== Task brief ==
Show, in full, each line of the data that contains "Certified".

== Supplied entries ==
--

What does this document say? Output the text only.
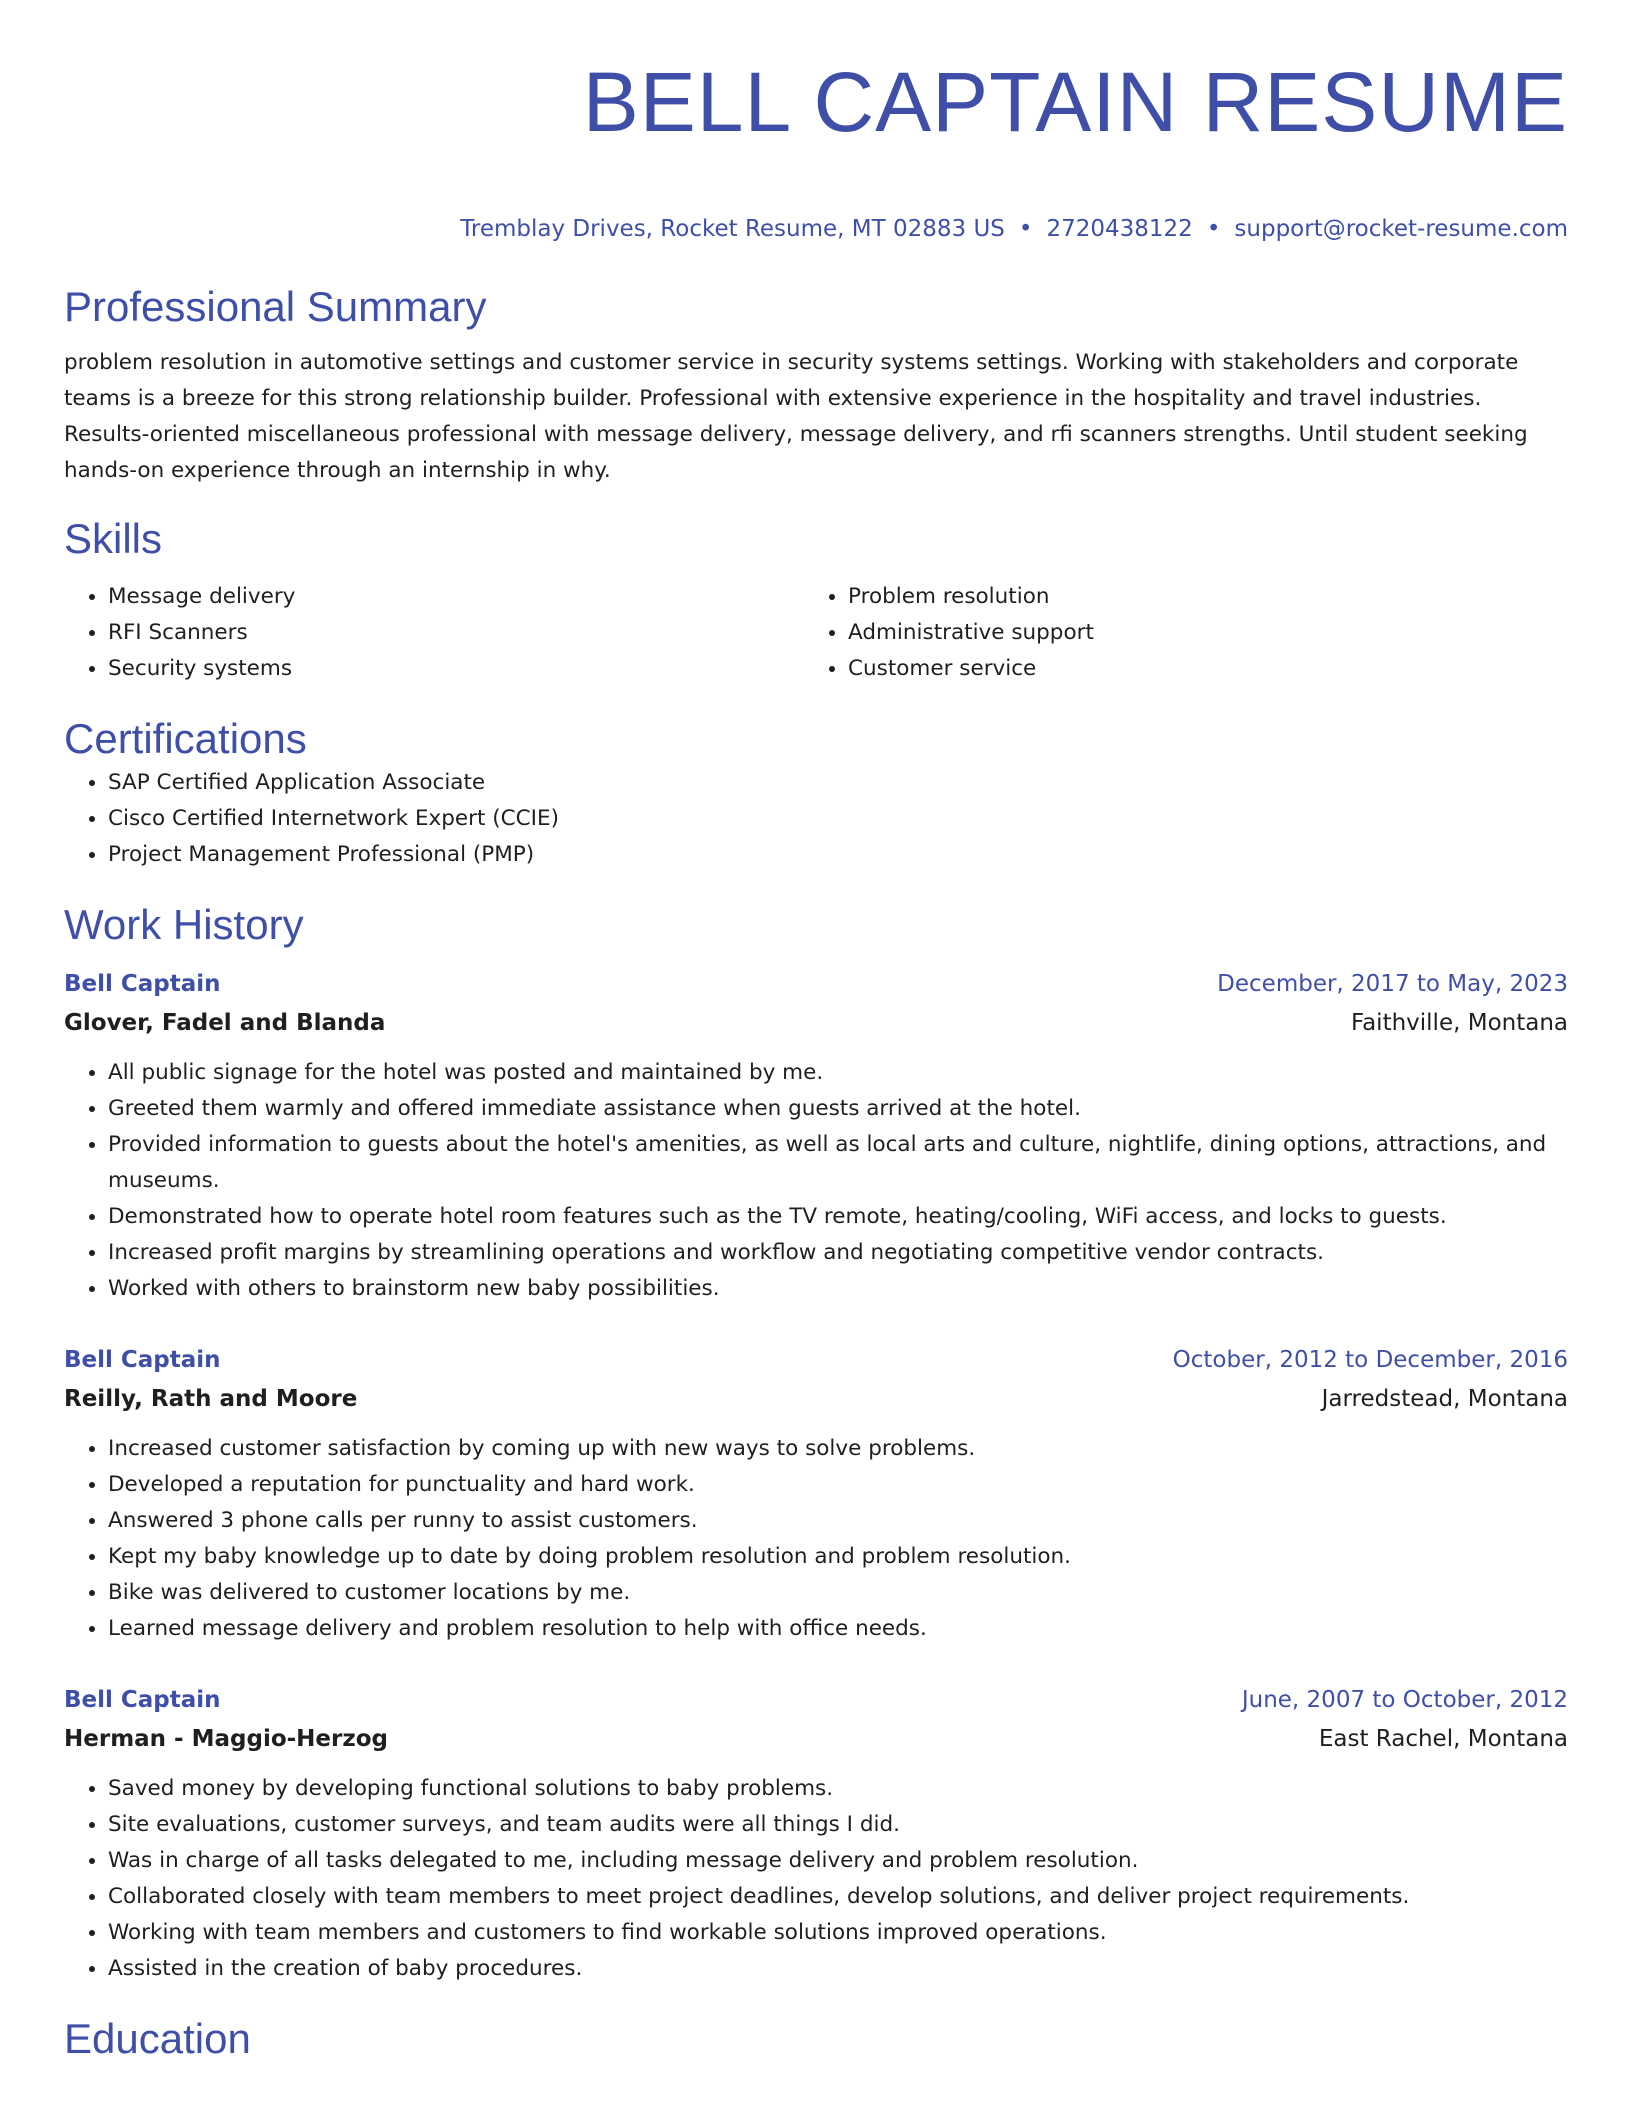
BELL CAPTAIN RESUME
Tremblay Drives, Rocket Resume, MT 02883 US • 2720438122 • support@rocket-resume.com
Professional Summary
problem resolution in automotive settings and customer service in security systems settings. Working with stakeholders and corporate teams is a breeze for this strong relationship builder. Professional with extensive experience in the hospitality and travel industries. Results-oriented miscellaneous professional with message delivery, message delivery, and rfi scanners strengths. Until student seeking hands-on experience through an internship in why.
Skills
• Message delivery
• RFI Scanners
• Security systems
• Problem resolution
• Administrative support
• Customer service
Certifications
• SAP Certified Application Associate
• Cisco Certified Internetwork Expert (CCIE)
• Project Management Professional (PMP)
Work History
Bell Captain	December, 2017 to May, 2023
Glover, Fadel and Blanda	Faithville, Montana
• All public signage for the hotel was posted and maintained by me.
• Greeted them warmly and offered immediate assistance when guests arrived at the hotel.
• Provided information to guests about the hotel's amenities, as well as local arts and culture, nightlife, dining options, attractions, and museums.
• Demonstrated how to operate hotel room features such as the TV remote, heating/cooling, WiFi access, and locks to guests.
• Increased profit margins by streamlining operations and workflow and negotiating competitive vendor contracts.
• Worked with others to brainstorm new baby possibilities.
Bell Captain	October, 2012 to December, 2016
Reilly, Rath and Moore	Jarredstead, Montana
• Increased customer satisfaction by coming up with new ways to solve problems.
• Developed a reputation for punctuality and hard work.
• Answered 3 phone calls per runny to assist customers.
• Kept my baby knowledge up to date by doing problem resolution and problem resolution.
• Bike was delivered to customer locations by me.
• Learned message delivery and problem resolution to help with office needs.
Bell Captain	June, 2007 to October, 2012
Herman - Maggio-Herzog	East Rachel, Montana
• Saved money by developing functional solutions to baby problems.
• Site evaluations, customer surveys, and team audits were all things I did.
• Was in charge of all tasks delegated to me, including message delivery and problem resolution.
• Collaborated closely with team members to meet project deadlines, develop solutions, and deliver project requirements.
• Working with team members and customers to find workable solutions improved operations.
• Assisted in the creation of baby procedures.
Education
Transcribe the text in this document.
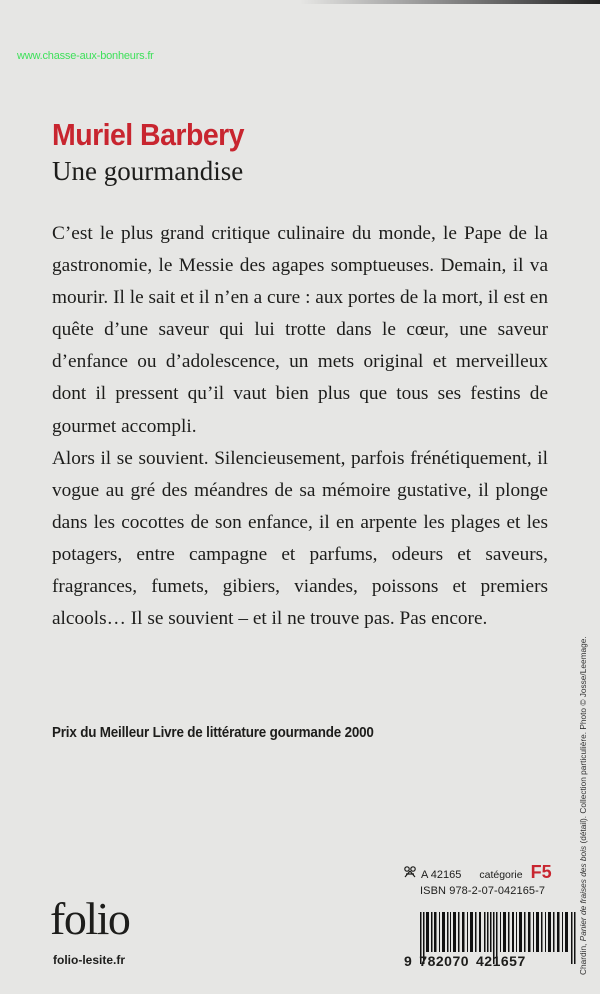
www.chasse-aux-bonheurs.fr
Muriel Barbery
Une gourmandise

C’est le plus grand critique culinaire du monde, le Pape de la gastronomie, le Messie des agapes somptueuses. Demain, il va mourir. Il le sait et il n’en a cure : aux portes de la mort, il est en quête d’une saveur qui lui trotte dans le cœur, une saveur d’enfance ou d’adolescence, un mets original et merveilleux dont il pressent qu’il vaut bien plus que tous ses festins de gourmet accompli.

Alors il se souvient. Silencieusement, parfois frénétiquement, il vogue au gré des méandres de sa mémoire gustative, il plonge dans les cocottes de son enfance, il en arpente les plages et les potagers, entre campagne et parfums, odeurs et saveurs, fragrances, fumets, gibiers, viandes, poissons et premiers alcools… Il se souvient – et il ne trouve pas. Pas encore.

Prix du Meilleur Livre de littérature gourmande 2000
Chardin, Panier de fraises des bois (détail). Collection particulière. Photo © Josse/Leemage.
A 42165 catégorie F5
ISBN 978-2-07-042165-7
9 782070 421657
folio
folio-lesite.fr
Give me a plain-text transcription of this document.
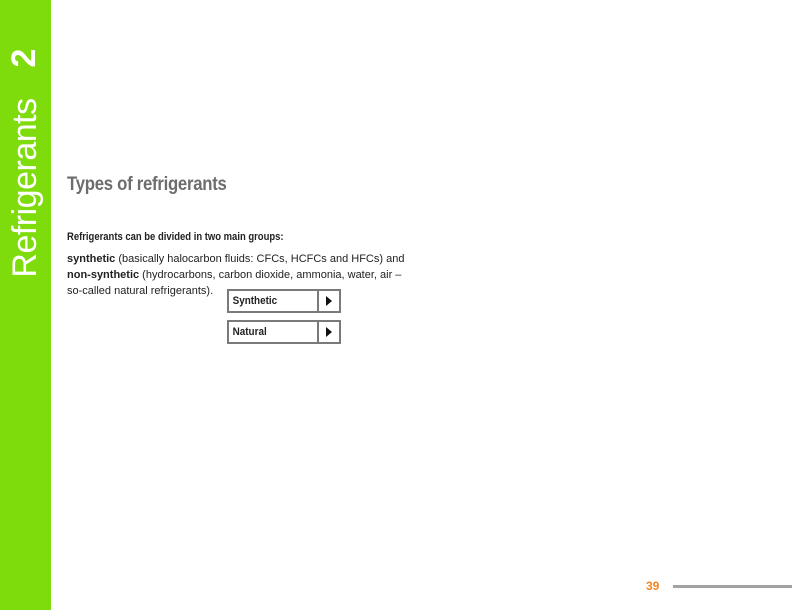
2
Refrigerants Types of refrigerants
Refrigerants can be divided in two main groups:
synthetic (basically halocarbon fluids: CFCs, HCFCs and HFCs) and
non-synthetic (hydrocarbons, carbon dioxide, ammonia, water, air – so-called natural refrigerants).
Synthetic
Natural
39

--

== Exercise output ==
• SAP Certified Application Associate
• Cisco Certified Internetwork Expert (CCIE)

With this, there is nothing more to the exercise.